## Aim
Copy the full set of lines exactly as given.

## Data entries
* * * *

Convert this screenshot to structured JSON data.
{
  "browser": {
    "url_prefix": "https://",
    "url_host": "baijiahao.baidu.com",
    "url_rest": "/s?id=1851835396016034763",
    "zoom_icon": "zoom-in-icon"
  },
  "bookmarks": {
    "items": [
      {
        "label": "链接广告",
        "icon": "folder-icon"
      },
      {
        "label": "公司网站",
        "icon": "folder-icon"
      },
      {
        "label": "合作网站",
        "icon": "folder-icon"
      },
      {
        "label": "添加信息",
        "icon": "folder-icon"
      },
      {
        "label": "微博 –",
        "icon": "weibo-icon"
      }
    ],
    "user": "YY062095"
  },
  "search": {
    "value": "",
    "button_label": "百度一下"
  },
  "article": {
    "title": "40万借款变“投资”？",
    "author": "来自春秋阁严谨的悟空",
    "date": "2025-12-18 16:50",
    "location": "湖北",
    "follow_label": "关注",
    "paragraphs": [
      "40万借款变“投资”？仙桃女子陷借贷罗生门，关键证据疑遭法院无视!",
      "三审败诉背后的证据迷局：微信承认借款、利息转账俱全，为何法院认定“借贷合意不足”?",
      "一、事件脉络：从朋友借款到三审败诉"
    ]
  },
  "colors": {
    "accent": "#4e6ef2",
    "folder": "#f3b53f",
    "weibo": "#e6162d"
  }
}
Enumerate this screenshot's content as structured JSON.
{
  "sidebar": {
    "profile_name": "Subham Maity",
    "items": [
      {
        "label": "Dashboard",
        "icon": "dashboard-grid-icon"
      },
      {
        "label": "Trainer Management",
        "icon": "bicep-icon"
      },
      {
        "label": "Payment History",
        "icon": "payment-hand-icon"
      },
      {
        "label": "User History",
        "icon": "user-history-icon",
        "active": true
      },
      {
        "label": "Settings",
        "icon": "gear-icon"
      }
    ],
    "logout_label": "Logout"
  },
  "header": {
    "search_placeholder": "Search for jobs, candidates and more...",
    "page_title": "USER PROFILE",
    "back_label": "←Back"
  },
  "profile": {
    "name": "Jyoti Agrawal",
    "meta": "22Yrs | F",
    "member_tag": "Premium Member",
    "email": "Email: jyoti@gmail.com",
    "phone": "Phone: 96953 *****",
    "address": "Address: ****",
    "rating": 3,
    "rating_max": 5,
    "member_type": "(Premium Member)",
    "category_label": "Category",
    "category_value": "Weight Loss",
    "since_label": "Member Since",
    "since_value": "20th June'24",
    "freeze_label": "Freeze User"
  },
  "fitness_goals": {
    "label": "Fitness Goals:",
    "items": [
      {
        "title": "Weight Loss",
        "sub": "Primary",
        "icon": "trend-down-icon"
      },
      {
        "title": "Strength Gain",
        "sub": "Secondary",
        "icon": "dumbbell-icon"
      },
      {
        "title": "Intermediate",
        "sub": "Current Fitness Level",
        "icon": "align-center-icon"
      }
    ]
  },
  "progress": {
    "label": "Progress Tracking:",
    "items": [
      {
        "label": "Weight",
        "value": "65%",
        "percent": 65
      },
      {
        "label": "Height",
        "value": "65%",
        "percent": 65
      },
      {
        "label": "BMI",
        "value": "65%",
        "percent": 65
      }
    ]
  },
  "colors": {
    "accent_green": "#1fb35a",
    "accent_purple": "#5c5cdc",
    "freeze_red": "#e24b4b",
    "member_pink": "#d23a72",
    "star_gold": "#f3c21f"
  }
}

* * * *

## Answer in full
Convert this screenshot to structured JSON data.
{
  "browser": {
    "url_prefix": "https://",
    "url_host": "baijiahao.baidu.com",
    "url_rest": "/s?id=1851835396016034763",
    "zoom_icon": "zoom-in-icon"
  },
  "bookmarks": {
    "items": [
      {
        "label": "链接广告",
        "icon": "folder-icon"
      },
      {
        "label": "公司网站",
        "icon": "folder-icon"
      },
      {
        "label": "合作网站",
        "icon": "folder-icon"
      },
      {
        "label": "添加信息",
        "icon": "folder-icon"
      },
      {
        "label": "微博 –",
        "icon": "weibo-icon"
      }
    ],
    "user": "YY062095"
  },
  "search": {
    "value": "",
    "button_label": "百度一下"
  },
  "article": {
    "title": "40万借款变“投资”？",
    "author": "来自春秋阁严谨的悟空",
    "date": "2025-12-18 16:50",
    "location": "湖北",
    "follow_label": "关注",
    "paragraphs": [
      "40万借款变“投资”？仙桃女子陷借贷罗生门，关键证据疑遭法院无视!",
      "三审败诉背后的证据迷局：微信承认借款、利息转账俱全，为何法院认定“借贷合意不足”?",
      "一、事件脉络：从朋友借款到三审败诉"
    ]
  },
  "colors": {
    "accent": "#4e6ef2",
    "folder": "#f3b53f",
    "weibo": "#e6162d"
  }
}
Enumerate this screenshot's content as structured JSON.
{
  "sidebar": {
    "profile_name": "Subham Maity",
    "items": [
      {
        "label": "Dashboard",
        "icon": "dashboard-grid-icon"
      },
      {
        "label": "Trainer Management",
        "icon": "bicep-icon"
      },
      {
        "label": "Payment History",
        "icon": "payment-hand-icon"
      },
      {
        "label": "User History",
        "icon": "user-history-icon",
        "active": true
      },
      {
        "label": "Settings",
        "icon": "gear-icon"
      }
    ],
    "logout_label": "Logout"
  },
  "header": {
    "search_placeholder": "Search for jobs, candidates and more...",
    "page_title": "USER PROFILE",
    "back_label": "←Back"
  },
  "profile": {
    "name": "Jyoti Agrawal",
    "meta": "22Yrs | F",
    "member_tag": "Premium Member",
    "email": "Email: jyoti@gmail.com",
    "phone": "Phone: 96953 *****",
    "address": "Address: ****",
    "rating": 3,
    "rating_max": 5,
    "member_type": "(Premium Member)",
    "category_label": "Category",
    "category_value": "Weight Loss",
    "since_label": "Member Since",
    "since_value": "20th June'24",
    "freeze_label": "Freeze User"
  },
  "fitness_goals": {
    "label": "Fitness Goals:",
    "items": [
      {
        "title": "Weight Loss",
        "sub": "Primary",
        "icon": "trend-down-icon"
      },
      {
        "title": "Strength Gain",
        "sub": "Secondary",
        "icon": "dumbbell-icon"
      },
      {
        "title": "Intermediate",
        "sub": "Current Fitness Level",
        "icon": "align-center-icon"
      }
    ]
  },
  "progress": {
    "label": "Progress Tracking:",
    "items": [
      {
        "label": "Weight",
        "value": "65%",
        "percent": 65
      },
      {
        "label": "Height",
        "value": "65%",
        "percent": 65
      },
      {
        "label": "BMI",
        "value": "65%",
        "percent": 65
      }
    ]
  },
  "colors": {
    "accent_green": "#1fb35a",
    "accent_purple": "#5c5cdc",
    "freeze_red": "#e24b4b",
    "member_pink": "#d23a72",
    "star_gold": "#f3c21f"
  }
}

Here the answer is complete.